• TASK TO CARRY OUT: State only how many lines below include the string "this".
# Start of DATASET EXCERPTS
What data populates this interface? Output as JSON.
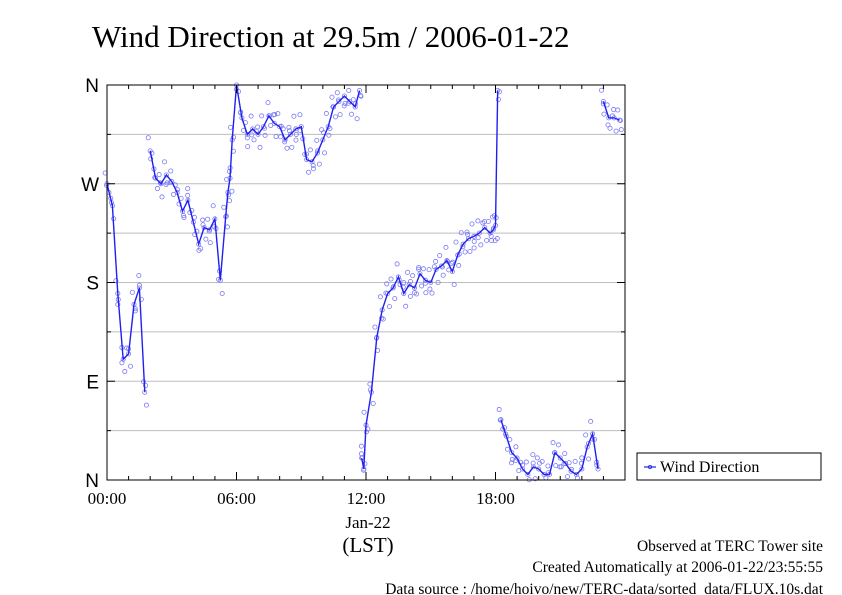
{
  "chart_data": {
    "type": "scatter",
    "title": "Wind Direction at 29.5m / 2006-01-22",
    "xlabel": "(LST)",
    "x_date_label": "Jan-22",
    "ylabel": "",
    "xlim": [
      0,
      24
    ],
    "ylim": [
      0,
      360
    ],
    "x_ticks": [
      {
        "x": 0,
        "label": "00:00"
      },
      {
        "x": 6,
        "label": "06:00"
      },
      {
        "x": 12,
        "label": "12:00"
      },
      {
        "x": 18,
        "label": "18:00"
      }
    ],
    "y_ticks": [
      {
        "y": 0,
        "label": "N"
      },
      {
        "y": 90,
        "label": "E"
      },
      {
        "y": 180,
        "label": "S"
      },
      {
        "y": 270,
        "label": "W"
      },
      {
        "y": 360,
        "label": "N"
      }
    ],
    "grid": true,
    "legend": {
      "position": "right",
      "entries": [
        "Wind Direction"
      ]
    },
    "color": "#2020f0",
    "point_color": "#7a7af5",
    "series": [
      {
        "name": "Wind Direction",
        "note_unit": "degrees",
        "x": [
          0.0,
          0.25,
          0.5,
          0.75,
          1.0,
          1.25,
          1.5,
          1.75,
          2.0,
          2.25,
          2.5,
          2.75,
          3.0,
          3.25,
          3.5,
          3.75,
          4.0,
          4.25,
          4.5,
          4.75,
          5.0,
          5.25,
          5.5,
          5.6,
          5.7,
          5.8,
          6.0,
          6.25,
          6.5,
          6.75,
          7.0,
          7.25,
          7.5,
          7.75,
          8.0,
          8.25,
          8.5,
          8.75,
          9.0,
          9.25,
          9.5,
          9.75,
          10.0,
          10.25,
          10.5,
          10.75,
          11.0,
          11.25,
          11.5,
          11.7,
          11.8,
          11.9,
          12.0,
          12.25,
          12.5,
          12.75,
          13.0,
          13.25,
          13.5,
          13.75,
          14.0,
          14.25,
          14.5,
          14.75,
          15.0,
          15.25,
          15.5,
          15.75,
          16.0,
          16.25,
          16.5,
          16.75,
          17.0,
          17.25,
          17.5,
          17.75,
          17.9,
          18.0,
          18.1,
          18.25,
          18.5,
          18.75,
          19.0,
          19.25,
          19.5,
          19.75,
          20.0,
          20.25,
          20.5,
          20.75,
          21.0,
          21.25,
          21.5,
          21.75,
          22.0,
          22.25,
          22.5,
          22.75,
          23.0,
          23.25,
          23.5,
          23.75
        ],
        "y": [
          270,
          250,
          170,
          110,
          115,
          160,
          175,
          80,
          300,
          275,
          270,
          278,
          272,
          262,
          245,
          255,
          235,
          215,
          230,
          228,
          238,
          182,
          240,
          262,
          275,
          310,
          360,
          330,
          315,
          320,
          315,
          322,
          332,
          325,
          322,
          310,
          315,
          320,
          322,
          292,
          290,
          298,
          310,
          322,
          340,
          345,
          350,
          345,
          340,
          355,
          20,
          10,
          50,
          80,
          130,
          155,
          170,
          175,
          185,
          170,
          178,
          175,
          188,
          182,
          180,
          192,
          195,
          200,
          190,
          205,
          215,
          220,
          222,
          225,
          230,
          225,
          228,
          232,
          355,
          55,
          40,
          25,
          20,
          10,
          5,
          12,
          10,
          5,
          5,
          25,
          20,
          15,
          8,
          5,
          10,
          30,
          42,
          10,
          345,
          330,
          330,
          328
        ]
      }
    ]
  },
  "footer": {
    "observed": "Observed at TERC Tower site",
    "created": "Created Automatically at 2006-01-22/23:55:55",
    "source": "Data source : /home/hoivo/new/TERC-data/sorted_data/FLUX.10s.dat"
  }
}
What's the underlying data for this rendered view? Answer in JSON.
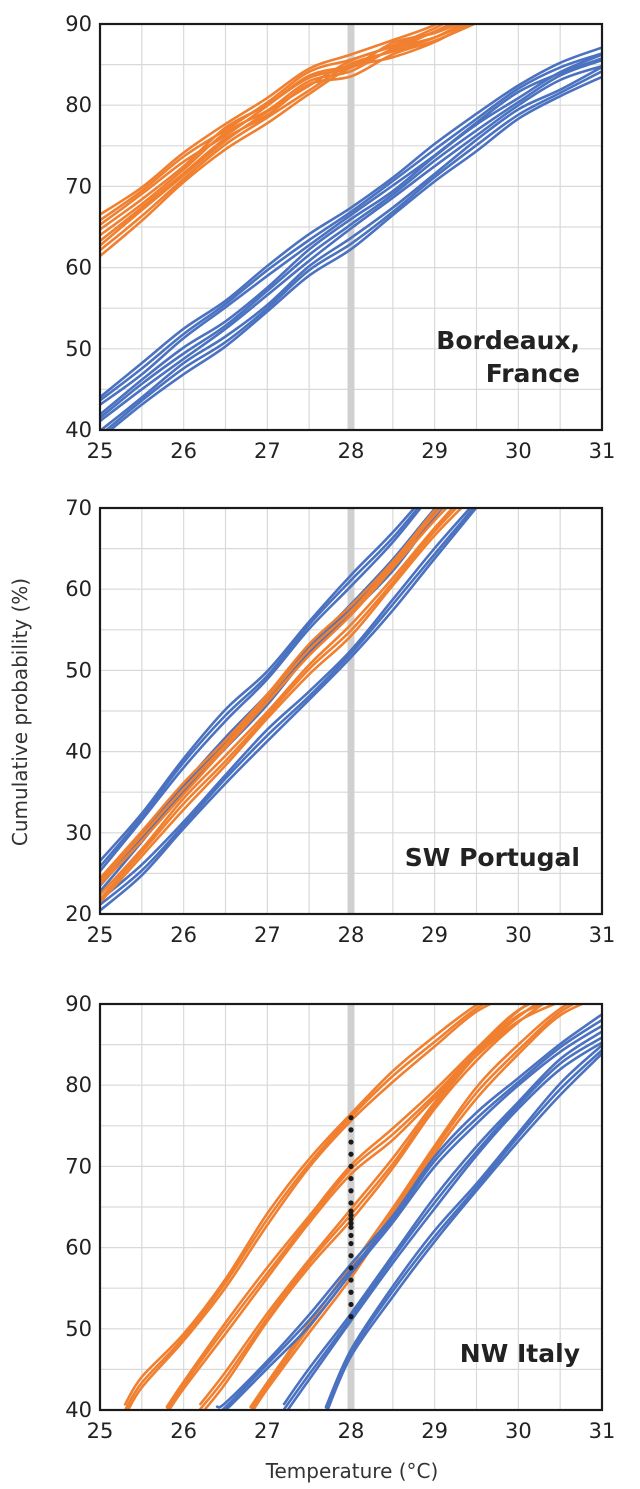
{
  "colors": {
    "orange": "#f08030",
    "blue": "#4a72c0",
    "grid": "#d9d9d9",
    "ref_line": "#d0d0d0",
    "dots": "#1a1a1a",
    "frame": "#1a1a1a"
  },
  "labels": {
    "ylabel": "Cumulative probability (%)",
    "xlabel": "Temperature (°C)"
  },
  "chart_data": [
    {
      "type": "line",
      "region_label": [
        "Bordeaux,",
        "France"
      ],
      "xlim": [
        25,
        31
      ],
      "ylim": [
        40,
        90
      ],
      "xticks": [
        25,
        26,
        27,
        28,
        29,
        30,
        31
      ],
      "yticks": [
        40,
        50,
        60,
        70,
        80,
        90
      ],
      "reference_x": 28,
      "grid": true,
      "series": [
        {
          "color": "orange",
          "x": [
            25,
            25.5,
            26,
            26.5,
            27,
            27.5,
            28,
            28.5,
            29,
            29.5
          ],
          "y": [
            62.0,
            66.5,
            71.0,
            75.0,
            78.5,
            82.0,
            85.0,
            86.5,
            88.5,
            91.0
          ]
        },
        {
          "color": "orange",
          "x": [
            25,
            25.5,
            26,
            26.5,
            27,
            27.5,
            28,
            28.5,
            29,
            29.5
          ],
          "y": [
            64.0,
            68.0,
            72.0,
            76.5,
            79.5,
            83.0,
            84.0,
            87.0,
            88.5,
            90.5
          ]
        },
        {
          "color": "orange",
          "x": [
            25,
            25.5,
            26,
            26.5,
            27,
            27.5,
            28,
            28.5,
            29,
            29.5
          ],
          "y": [
            66.0,
            69.5,
            73.5,
            77.0,
            80.5,
            84.0,
            85.5,
            87.5,
            89.5,
            92.0
          ]
        },
        {
          "color": "blue",
          "x": [
            25,
            25.5,
            26,
            26.5,
            27,
            27.5,
            28,
            28.5,
            29,
            29.5,
            30,
            30.5,
            31
          ],
          "y": [
            39.5,
            43.5,
            47.5,
            51.0,
            55.0,
            59.5,
            63.0,
            67.0,
            71.0,
            75.0,
            79.0,
            81.5,
            84.0
          ]
        },
        {
          "color": "blue",
          "x": [
            25,
            25.5,
            26,
            26.5,
            27,
            27.5,
            28,
            28.5,
            29,
            29.5,
            30,
            30.5,
            31
          ],
          "y": [
            41.5,
            45.5,
            49.5,
            53.0,
            57.0,
            61.5,
            65.5,
            69.0,
            73.0,
            77.0,
            80.5,
            83.5,
            85.5
          ]
        },
        {
          "color": "blue",
          "x": [
            25,
            25.5,
            26,
            26.5,
            27,
            27.5,
            28,
            28.5,
            29,
            29.5,
            30,
            30.5,
            31
          ],
          "y": [
            43.5,
            47.5,
            52.0,
            55.5,
            59.5,
            63.5,
            67.0,
            70.5,
            74.5,
            78.5,
            82.0,
            84.5,
            86.5
          ]
        }
      ]
    },
    {
      "type": "line",
      "region_label": [
        "SW Portugal"
      ],
      "xlim": [
        25,
        31
      ],
      "ylim": [
        20,
        70
      ],
      "xticks": [
        25,
        26,
        27,
        28,
        29,
        30,
        31
      ],
      "yticks": [
        20,
        30,
        40,
        50,
        60,
        70
      ],
      "reference_x": 28,
      "grid": true,
      "series": [
        {
          "color": "blue",
          "x": [
            25,
            25.5,
            26,
            26.5,
            27,
            27.5,
            28,
            28.5,
            29,
            29.5
          ],
          "y": [
            21.0,
            25.5,
            31.0,
            36.5,
            42.0,
            47.0,
            52.0,
            58.0,
            64.5,
            70.5
          ]
        },
        {
          "color": "blue",
          "x": [
            25,
            25.5,
            26,
            26.5,
            27,
            27.5,
            28,
            28.5,
            29,
            29.5
          ],
          "y": [
            23.5,
            29.5,
            35.5,
            41.0,
            46.5,
            52.5,
            57.5,
            63.0,
            69.5,
            75.0
          ]
        },
        {
          "color": "blue",
          "x": [
            25,
            25.5,
            26,
            26.5,
            27,
            27.5,
            28,
            28.5,
            29,
            29.5
          ],
          "y": [
            26.0,
            32.0,
            38.5,
            44.5,
            49.5,
            55.5,
            61.0,
            66.5,
            72.5,
            78.0
          ]
        },
        {
          "color": "orange",
          "x": [
            25,
            25.5,
            26,
            26.5,
            27,
            27.5,
            28,
            28.5,
            29,
            29.5
          ],
          "y": [
            22.0,
            27.5,
            33.5,
            39.0,
            44.5,
            50.0,
            55.0,
            61.0,
            67.0,
            72.5
          ]
        },
        {
          "color": "orange",
          "x": [
            25,
            25.5,
            26,
            26.5,
            27,
            27.5,
            28,
            28.5,
            29,
            29.5
          ],
          "y": [
            24.0,
            29.5,
            35.5,
            41.0,
            46.5,
            52.5,
            57.5,
            63.0,
            69.0,
            74.5
          ]
        }
      ]
    },
    {
      "type": "line",
      "region_label": [
        "NW Italy"
      ],
      "xlim": [
        25,
        31
      ],
      "ylim": [
        40,
        90
      ],
      "xticks": [
        25,
        26,
        27,
        28,
        29,
        30,
        31
      ],
      "yticks": [
        40,
        50,
        60,
        70,
        80,
        90
      ],
      "reference_x": 28,
      "grid": true,
      "series": [
        {
          "color": "orange",
          "x": [
            25.3,
            25.5,
            26,
            26.5,
            27,
            27.5,
            28,
            28.5,
            29,
            29.5,
            30
          ],
          "y": [
            40.0,
            43.5,
            49.0,
            55.5,
            63.5,
            70.5,
            76.0,
            81.0,
            85.5,
            89.5,
            92.0
          ]
        },
        {
          "color": "orange",
          "x": [
            25.8,
            26,
            26.5,
            27,
            27.5,
            28,
            28.5,
            29,
            29.5,
            30,
            30.5
          ],
          "y": [
            40.0,
            43.0,
            50.0,
            57.0,
            63.5,
            69.5,
            74.0,
            79.0,
            84.0,
            88.5,
            91.0
          ]
        },
        {
          "color": "orange",
          "x": [
            26.2,
            26.5,
            27,
            27.5,
            28,
            28.5,
            29,
            29.5,
            30,
            30.5
          ],
          "y": [
            40.0,
            44.0,
            51.5,
            58.0,
            64.0,
            70.5,
            77.5,
            83.5,
            88.5,
            92.0
          ]
        },
        {
          "color": "orange",
          "x": [
            26.8,
            27,
            27.5,
            28,
            28.5,
            29,
            29.5,
            30,
            30.5,
            31
          ],
          "y": [
            40.0,
            43.0,
            50.0,
            57.0,
            64.5,
            72.0,
            79.0,
            84.5,
            89.0,
            91.5
          ]
        },
        {
          "color": "blue",
          "x": [
            26.4,
            26.5,
            27,
            27.5,
            28,
            28.5,
            29,
            29.5,
            30,
            30.5,
            31
          ],
          "y": [
            40.0,
            40.5,
            45.5,
            51.0,
            57.5,
            63.5,
            70.5,
            76.0,
            80.5,
            84.5,
            88.0
          ]
        },
        {
          "color": "blue",
          "x": [
            27.2,
            27.5,
            28,
            28.5,
            29,
            29.5,
            30,
            30.5,
            31
          ],
          "y": [
            40.0,
            44.5,
            51.5,
            58.5,
            65.5,
            72.0,
            77.5,
            82.5,
            86.0
          ]
        },
        {
          "color": "blue",
          "x": [
            27.7,
            28,
            28.5,
            29,
            29.5,
            30,
            30.5,
            31
          ],
          "y": [
            40.0,
            47.0,
            54.5,
            61.5,
            67.5,
            73.5,
            79.5,
            84.5
          ]
        }
      ],
      "dots": {
        "x": 28,
        "y": [
          51.5,
          53.0,
          54.5,
          56.0,
          57.5,
          59.0,
          60.5,
          61.5,
          62.5,
          63.0,
          63.5,
          64.0,
          64.5,
          65.5,
          67.0,
          68.5,
          70.0,
          71.5,
          73.0,
          74.5,
          76.0
        ]
      }
    }
  ]
}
# End of DATASET EXCERPTS
• RESPONSE: 2